**WHAT THIS TASK INVOLVES:** Retype all the entries word for word, but omit the pictures.

[Recorded data]
===
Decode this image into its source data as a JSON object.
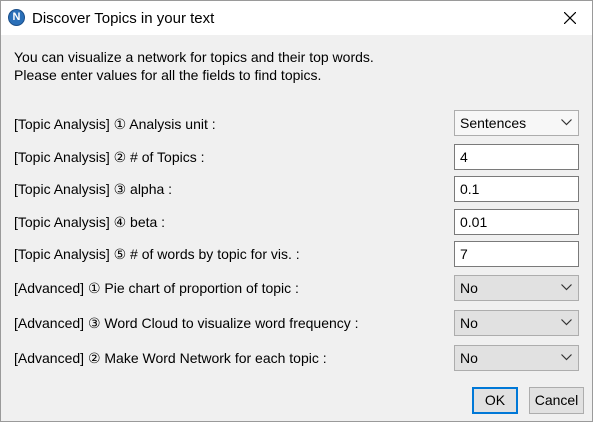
{
  "window": {
    "title": "Discover Topics in your text",
    "app_icon_letter": "N"
  },
  "intro": {
    "line1": "You can visualize a network for topics and their top words.",
    "line2": "Please enter values for all the fields to find topics."
  },
  "fields": [
    {
      "label": "[Topic Analysis] ① Analysis unit :",
      "type": "select",
      "value": "Sentences"
    },
    {
      "label": "[Topic Analysis] ② # of Topics :",
      "type": "text",
      "value": "4"
    },
    {
      "label": "[Topic Analysis] ③ alpha :",
      "type": "text",
      "value": "0.1"
    },
    {
      "label": "[Topic Analysis] ④ beta :",
      "type": "text",
      "value": "0.01"
    },
    {
      "label": "[Topic Analysis] ⑤ # of words by topic for vis. :",
      "type": "text",
      "value": "7"
    },
    {
      "label": "[Advanced] ① Pie chart of proportion of topic  :",
      "type": "select",
      "value": "No"
    },
    {
      "label": "[Advanced] ③ Word Cloud to visualize word frequency :",
      "type": "select",
      "value": "No"
    },
    {
      "label": "[Advanced] ② Make Word Network for each topic :",
      "type": "select",
      "value": "No"
    }
  ],
  "buttons": {
    "ok": "OK",
    "cancel": "Cancel"
  },
  "icons": {
    "app": "app-logo-icon",
    "close": "close-icon",
    "dropdown": "chevron-down-icon"
  },
  "colors": {
    "focus_border": "#0078d7",
    "app_icon": "#2a6fb8"
  }
}
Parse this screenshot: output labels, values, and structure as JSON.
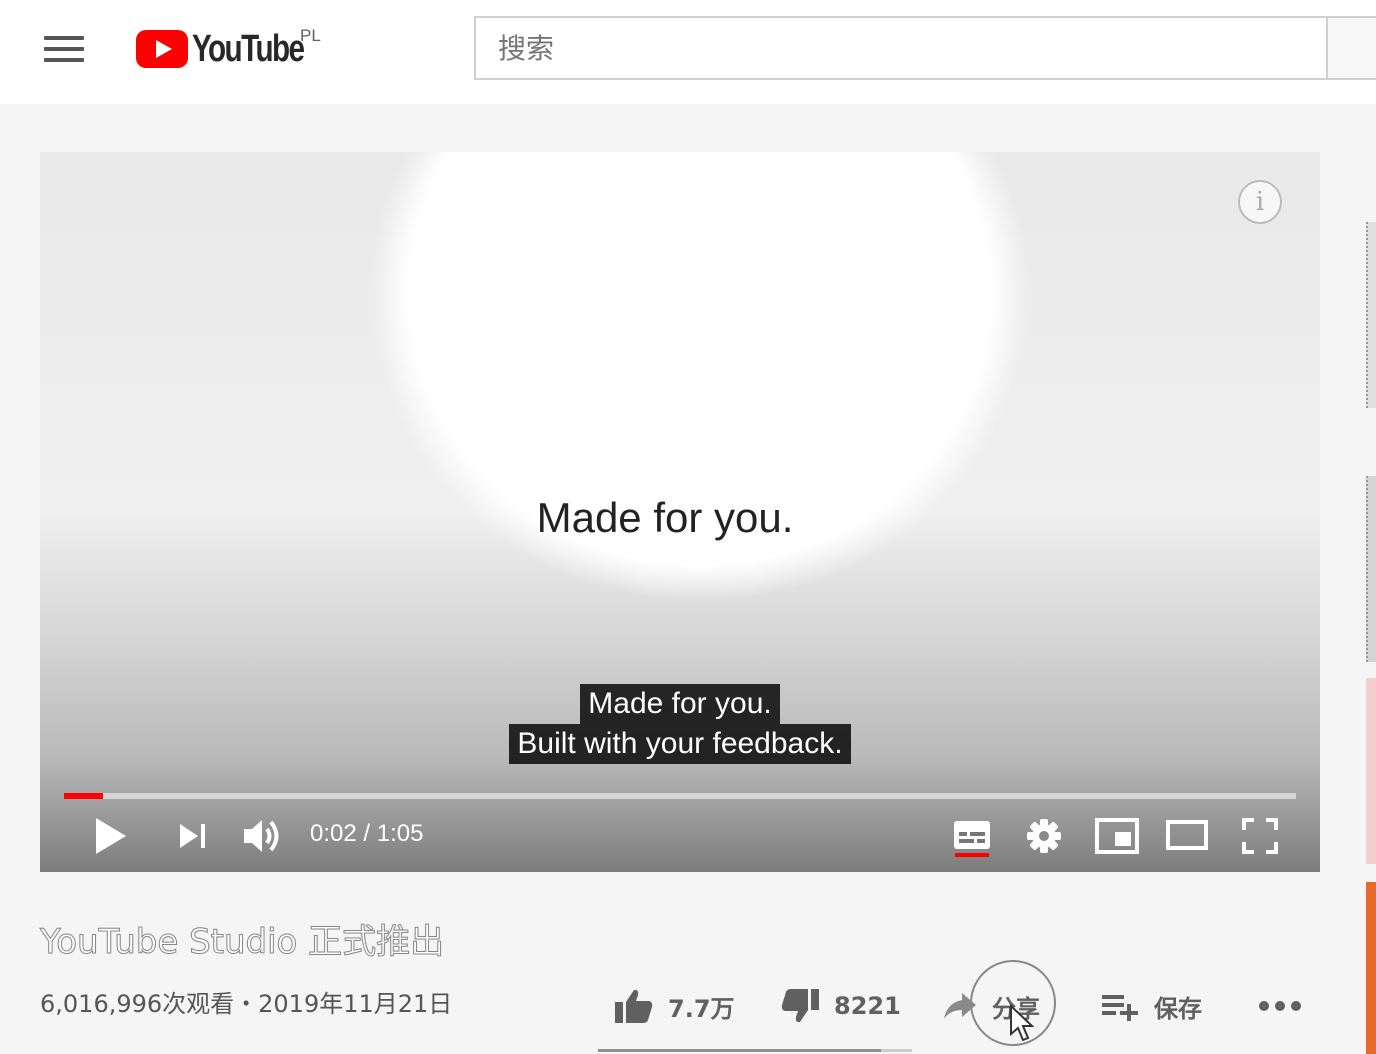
{
  "masthead": {
    "logo_text": "YouTube",
    "region": "PL",
    "search_placeholder": "搜索"
  },
  "player": {
    "headline": "Made for you.",
    "captions": [
      "Made for you.",
      "Built with your feedback."
    ],
    "time": "0:02 / 1:05",
    "progress": 0.032,
    "colors": {
      "accent": "#ff0000"
    }
  },
  "video": {
    "title": "YouTube Studio 正式推出",
    "views_date": "6,016,996次观看・2019年11月21日",
    "likes": "7.7万",
    "dislikes": "8221",
    "share_label": "分享",
    "save_label": "保存",
    "like_fraction": 0.9
  },
  "icons": {
    "menu": "hamburger-menu-icon",
    "play": "play-icon",
    "next": "skip-next-icon",
    "volume": "volume-icon",
    "captions": "subtitles-icon",
    "settings": "gear-icon",
    "miniplayer": "miniplayer-icon",
    "theater": "theater-mode-icon",
    "fullscreen": "fullscreen-icon",
    "like": "thumbs-up-icon",
    "dislike": "thumbs-down-icon",
    "share": "share-arrow-icon",
    "save": "playlist-add-icon",
    "more": "more-horizontal-icon"
  }
}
===
**WRITTEN RESPONSE:**
Decode this image into its source data as a JSON object.
{
  "window": {
    "title": "Discover Topics in your text",
    "app_icon_letter": "N"
  },
  "intro": {
    "line1": "You can visualize a network for topics and their top words.",
    "line2": "Please enter values for all the fields to find topics."
  },
  "fields": [
    {
      "label": "[Topic Analysis] ① Analysis unit :",
      "type": "select",
      "value": "Sentences"
    },
    {
      "label": "[Topic Analysis] ② # of Topics :",
      "type": "text",
      "value": "4"
    },
    {
      "label": "[Topic Analysis] ③ alpha :",
      "type": "text",
      "value": "0.1"
    },
    {
      "label": "[Topic Analysis] ④ beta :",
      "type": "text",
      "value": "0.01"
    },
    {
      "label": "[Topic Analysis] ⑤ # of words by topic for vis. :",
      "type": "text",
      "value": "7"
    },
    {
      "label": "[Advanced] ① Pie chart of proportion of topic  :",
      "type": "select",
      "value": "No"
    },
    {
      "label": "[Advanced] ③ Word Cloud to visualize word frequency :",
      "type": "select",
      "value": "No"
    },
    {
      "label": "[Advanced] ② Make Word Network for each topic :",
      "type": "select",
      "value": "No"
    }
  ],
  "buttons": {
    "ok": "OK",
    "cancel": "Cancel"
  },
  "icons": {
    "app": "app-logo-icon",
    "close": "close-icon",
    "dropdown": "chevron-down-icon"
  },
  "colors": {
    "focus_border": "#0078d7",
    "app_icon": "#2a6fb8"
  }
}
Parse this screenshot: output labels, values, and structure as JSON.
{
  "masthead": {
    "logo_text": "YouTube",
    "region": "PL",
    "search_placeholder": "搜索"
  },
  "player": {
    "headline": "Made for you.",
    "captions": [
      "Made for you.",
      "Built with your feedback."
    ],
    "time": "0:02 / 1:05",
    "progress": 0.032,
    "colors": {
      "accent": "#ff0000"
    }
  },
  "video": {
    "title": "YouTube Studio 正式推出",
    "views_date": "6,016,996次观看・2019年11月21日",
    "likes": "7.7万",
    "dislikes": "8221",
    "share_label": "分享",
    "save_label": "保存",
    "like_fraction": 0.9
  },
  "icons": {
    "menu": "hamburger-menu-icon",
    "play": "play-icon",
    "next": "skip-next-icon",
    "volume": "volume-icon",
    "captions": "subtitles-icon",
    "settings": "gear-icon",
    "miniplayer": "miniplayer-icon",
    "theater": "theater-mode-icon",
    "fullscreen": "fullscreen-icon",
    "like": "thumbs-up-icon",
    "dislike": "thumbs-down-icon",
    "share": "share-arrow-icon",
    "save": "playlist-add-icon",
    "more": "more-horizontal-icon"
  }
}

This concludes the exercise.